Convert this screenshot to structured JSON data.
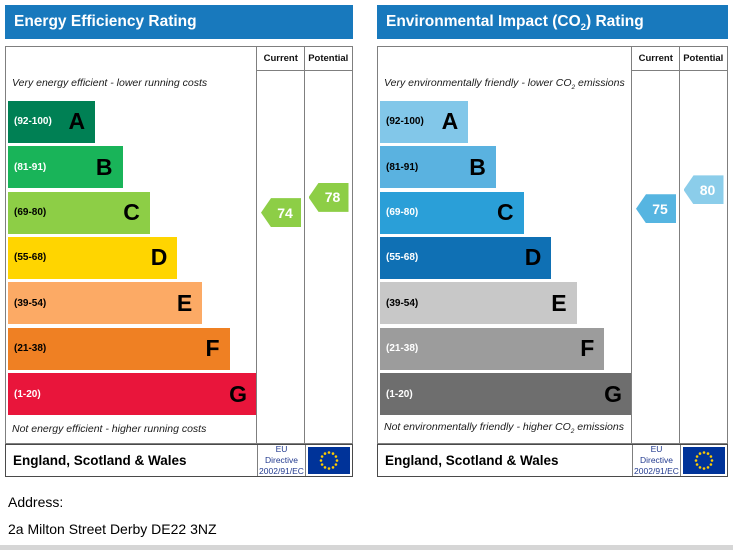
{
  "address": {
    "label": "Address:",
    "value": "2a Milton Street Derby DE22 3NZ"
  },
  "chart_data": [
    {
      "type": "bar",
      "subtype": "epc-rating-scale",
      "title_html": "Energy Efficiency Rating",
      "header_color": "#1879bd",
      "columns": [
        "Current",
        "Potential"
      ],
      "top_note_html": "Very energy efficient - lower running costs",
      "bottom_note_html": "Not energy efficient - higher running costs",
      "scale": [
        1,
        100
      ],
      "bands": [
        {
          "letter": "A",
          "range_label": "(92-100)",
          "lo": 92,
          "hi": 100,
          "color": "#008054",
          "range_text_color": "#ffffff",
          "width_pct": 35
        },
        {
          "letter": "B",
          "range_label": "(81-91)",
          "lo": 81,
          "hi": 91,
          "color": "#19b459",
          "range_text_color": "#ffffff",
          "width_pct": 46
        },
        {
          "letter": "C",
          "range_label": "(69-80)",
          "lo": 69,
          "hi": 80,
          "color": "#8dce46",
          "range_text_color": "#000000",
          "width_pct": 57
        },
        {
          "letter": "D",
          "range_label": "(55-68)",
          "lo": 55,
          "hi": 68,
          "color": "#ffd500",
          "range_text_color": "#000000",
          "width_pct": 68
        },
        {
          "letter": "E",
          "range_label": "(39-54)",
          "lo": 39,
          "hi": 54,
          "color": "#fcaa65",
          "range_text_color": "#000000",
          "width_pct": 78
        },
        {
          "letter": "F",
          "range_label": "(21-38)",
          "lo": 21,
          "hi": 38,
          "color": "#ef8023",
          "range_text_color": "#000000",
          "width_pct": 89
        },
        {
          "letter": "G",
          "range_label": "(1-20)",
          "lo": 1,
          "hi": 20,
          "color": "#e9153b",
          "range_text_color": "#ffffff",
          "width_pct": 100
        }
      ],
      "current": {
        "label": "Current",
        "value": 74,
        "color": "#8dce46"
      },
      "potential": {
        "label": "Potential",
        "value": 78,
        "color": "#8dce46"
      },
      "footer": {
        "region": "England, Scotland & Wales",
        "directive_line1": "EU Directive",
        "directive_line2": "2002/91/EC",
        "flag_field_color": "#003399",
        "flag_star_color": "#ffcc00"
      }
    },
    {
      "type": "bar",
      "subtype": "epc-rating-scale",
      "title_html": "Environmental Impact (CO<sub>2</sub>) Rating",
      "header_color": "#1879bd",
      "columns": [
        "Current",
        "Potential"
      ],
      "top_note_html": "Very environmentally friendly - lower CO<sub>2</sub> emissions",
      "bottom_note_html": "Not environmentally friendly - higher CO<sub>2</sub> emissions",
      "scale": [
        1,
        100
      ],
      "bands": [
        {
          "letter": "A",
          "range_label": "(92-100)",
          "lo": 92,
          "hi": 100,
          "color": "#82c7e9",
          "range_text_color": "#000000",
          "width_pct": 35
        },
        {
          "letter": "B",
          "range_label": "(81-91)",
          "lo": 81,
          "hi": 91,
          "color": "#5ab2e0",
          "range_text_color": "#000000",
          "width_pct": 46
        },
        {
          "letter": "C",
          "range_label": "(69-80)",
          "lo": 69,
          "hi": 80,
          "color": "#2a9fd8",
          "range_text_color": "#ffffff",
          "width_pct": 57
        },
        {
          "letter": "D",
          "range_label": "(55-68)",
          "lo": 55,
          "hi": 68,
          "color": "#0f70b4",
          "range_text_color": "#ffffff",
          "width_pct": 68
        },
        {
          "letter": "E",
          "range_label": "(39-54)",
          "lo": 39,
          "hi": 54,
          "color": "#c8c8c8",
          "range_text_color": "#000000",
          "width_pct": 78
        },
        {
          "letter": "F",
          "range_label": "(21-38)",
          "lo": 21,
          "hi": 38,
          "color": "#9c9c9c",
          "range_text_color": "#ffffff",
          "width_pct": 89
        },
        {
          "letter": "G",
          "range_label": "(1-20)",
          "lo": 1,
          "hi": 20,
          "color": "#6e6e6e",
          "range_text_color": "#ffffff",
          "width_pct": 100
        }
      ],
      "current": {
        "label": "Current",
        "value": 75,
        "color": "#56b5e1"
      },
      "potential": {
        "label": "Potential",
        "value": 80,
        "color": "#8bcdea"
      },
      "footer": {
        "region": "England, Scotland & Wales",
        "directive_line1": "EU Directive",
        "directive_line2": "2002/91/EC",
        "flag_field_color": "#003399",
        "flag_star_color": "#ffcc00"
      }
    }
  ]
}
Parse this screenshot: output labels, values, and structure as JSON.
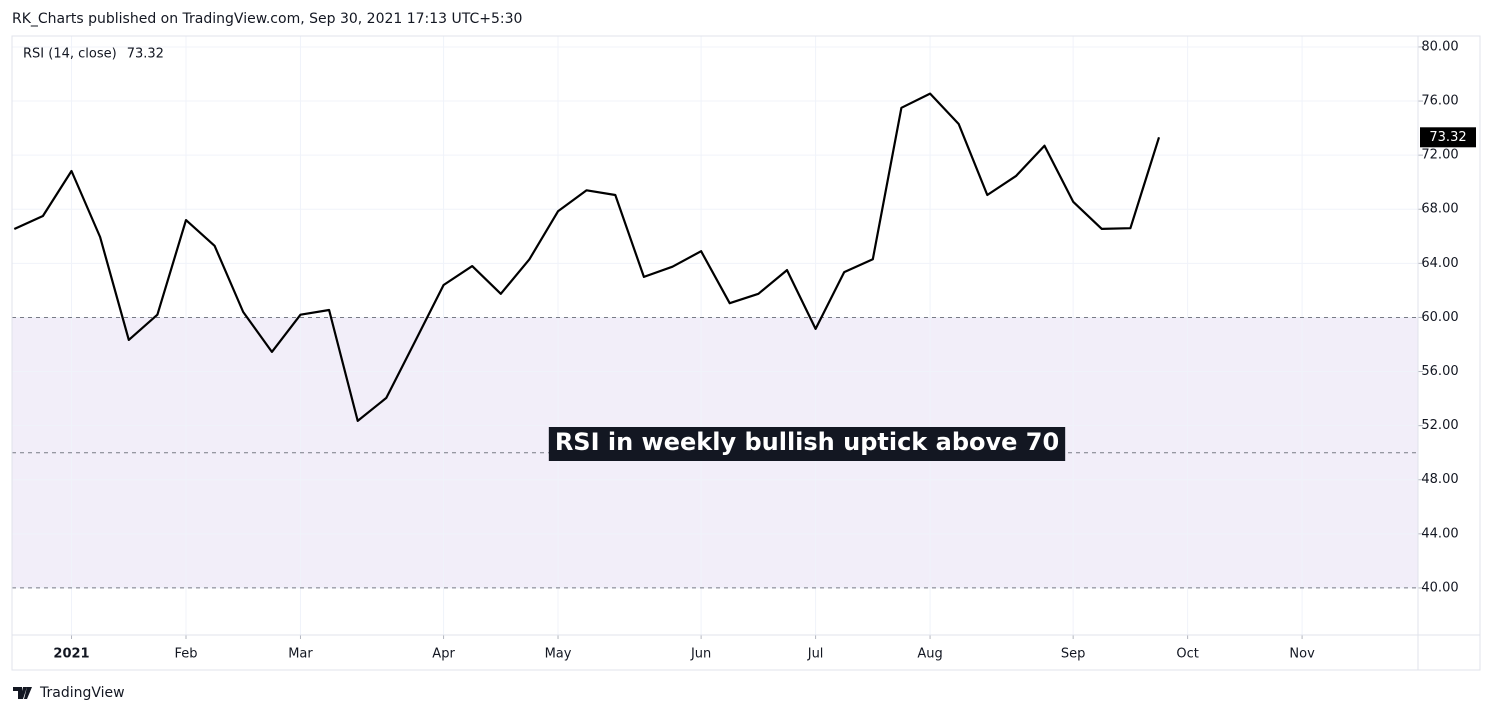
{
  "header": "RK_Charts published on TradingView.com, Sep 30, 2021 17:13 UTC+5:30",
  "footer": "TradingView",
  "chart_data": {
    "type": "line",
    "annotation": "RSI in weekly bullish uptick above 70",
    "x": [
      0,
      1,
      2,
      3,
      4,
      5,
      6,
      7,
      8,
      9,
      10,
      11,
      12,
      13,
      14,
      15,
      16,
      17,
      18,
      19,
      20,
      21,
      22,
      23,
      24,
      25,
      26,
      27,
      28,
      29,
      30,
      31,
      32,
      33,
      34,
      35,
      36,
      37,
      38,
      39,
      40
    ],
    "series": [
      {
        "name": "RSI (14, close)",
        "color": "#000000",
        "values": [
          66.54,
          67.5,
          70.83,
          65.95,
          58.34,
          60.2,
          67.2,
          65.3,
          60.4,
          57.45,
          60.2,
          60.55,
          52.35,
          54.05,
          58.2,
          62.4,
          63.8,
          61.75,
          64.3,
          67.85,
          69.4,
          69.05,
          63.0,
          63.75,
          64.9,
          61.05,
          61.75,
          63.5,
          59.15,
          63.35,
          64.3,
          75.5,
          76.55,
          74.3,
          69.05,
          70.45,
          72.7,
          68.55,
          66.55,
          66.6,
          73.32
        ]
      }
    ],
    "xlim": [
      -0.08,
      49.05
    ],
    "xticks": [
      {
        "value": 2,
        "label": "2021"
      },
      {
        "value": 6,
        "label": "Feb"
      },
      {
        "value": 10,
        "label": "Mar"
      },
      {
        "value": 15,
        "label": "Apr"
      },
      {
        "value": 19,
        "label": "May"
      },
      {
        "value": 24,
        "label": "Jun"
      },
      {
        "value": 28,
        "label": "Jul"
      },
      {
        "value": 32,
        "label": "Aug"
      },
      {
        "value": 37,
        "label": "Sep"
      },
      {
        "value": 41,
        "label": "Oct"
      },
      {
        "value": 45,
        "label": "Nov"
      }
    ],
    "ylim": [
      36.52,
      80.81
    ],
    "yticks": [
      {
        "value": 40,
        "label": "40.00"
      },
      {
        "value": 44,
        "label": "44.00"
      },
      {
        "value": 48,
        "label": "48.00"
      },
      {
        "value": 52,
        "label": "52.00"
      },
      {
        "value": 56,
        "label": "56.00"
      },
      {
        "value": 60,
        "label": "60.00"
      },
      {
        "value": 64,
        "label": "64.00"
      },
      {
        "value": 68,
        "label": "68.00"
      },
      {
        "value": 72,
        "label": "72.00"
      },
      {
        "value": 76,
        "label": "76.00"
      },
      {
        "value": 80,
        "label": "80.00"
      }
    ],
    "grid": true,
    "band": {
      "upper": 60,
      "middle": 50,
      "lower": 40,
      "color": "#7e57c2"
    }
  }
}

• **Short problem**: Report how many lines in the records above contain the word "values", giving only the number.

• **Problem solution**: 2